## SET TASK
Copy the lines of the records exactly, starting at the line that contains "zip-code: 60318 [402,74,464,99]" and continuing through the line that contains "open-status-badge: Geöffnet [88,551,420,586]", with both of those lines included.

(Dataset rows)
______

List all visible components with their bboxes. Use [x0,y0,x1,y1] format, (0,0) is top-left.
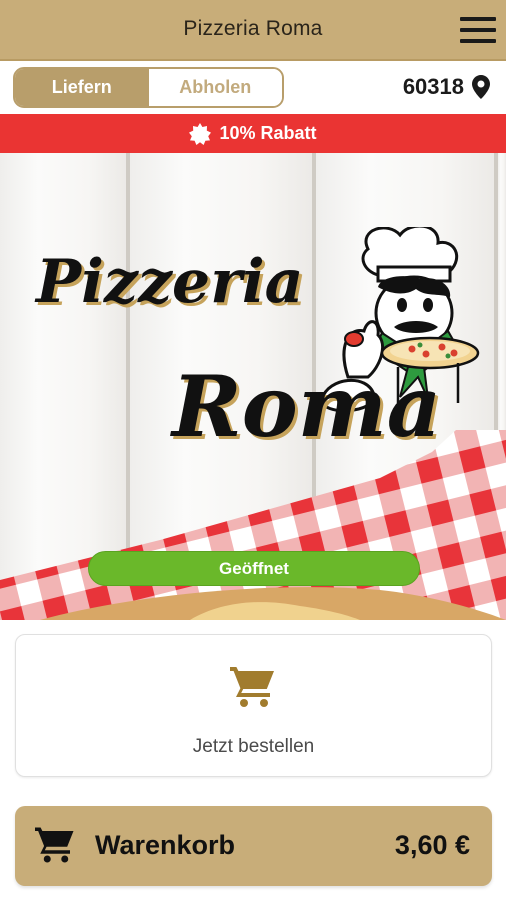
zip-code: 60318 [402,74,464,99]
cart-label: Warenkorb [95,830,236,860]
discount-banner: 10% Rabatt [0,114,506,153]
app-header: Pizzeria Roma [0,0,506,61]
shopping-cart-icon [35,827,74,863]
delivery-mode-toggle: Liefern Abholen [13,67,284,108]
delivery-tab[interactable]: Liefern [15,69,149,106]
order-mode-bar: Liefern Abholen 60318 [0,61,506,114]
checkered-tablecloth [0,430,506,620]
discount-text: 10% Rabatt [219,123,317,143]
cart-button[interactable]: Warenkorb 3,60 € [15,806,492,886]
order-now-card[interactable]: Jetzt bestellen [15,634,492,777]
discount-badge-icon [189,122,212,145]
location-pin-icon [472,75,490,99]
logo-text-line1: Pizzeria [36,247,304,317]
pickup-tab[interactable]: Abholen [148,69,282,106]
open-status-badge: Geöffnet [88,551,420,586]
zip-code-selector[interactable]: 60318 [403,74,490,100]
shopping-cart-icon [230,667,274,707]
hamburger-menu-icon[interactable] [460,17,496,44]
order-now-label: Jetzt bestellen [192,736,315,757]
cart-total: 3,60 € [394,830,470,860]
restaurant-hero-image: Pizzeria Roma Geöffnet [0,153,506,620]
app-title: Pizzeria Roma [183,17,323,40]
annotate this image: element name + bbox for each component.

______

## THE RESULT
zip-code: 60318 [402,74,464,99]
cart-label: Warenkorb [95,830,236,860]
discount-banner: 10% Rabatt [0,114,506,153]
app-header: Pizzeria Roma [0,0,506,61]
shopping-cart-icon [35,827,74,863]
delivery-mode-toggle: Liefern Abholen [13,67,284,108]
delivery-tab[interactable]: Liefern [15,69,149,106]
order-mode-bar: Liefern Abholen 60318 [0,61,506,114]
checkered-tablecloth [0,430,506,620]
discount-text: 10% Rabatt [219,123,317,143]
cart-button[interactable]: Warenkorb 3,60 € [15,806,492,886]
order-now-card[interactable]: Jetzt bestellen [15,634,492,777]
discount-badge-icon [189,122,212,145]
location-pin-icon [472,75,490,99]
logo-text-line1: Pizzeria [36,247,304,317]
pickup-tab[interactable]: Abholen [148,69,282,106]
open-status-badge: Geöffnet [88,551,420,586]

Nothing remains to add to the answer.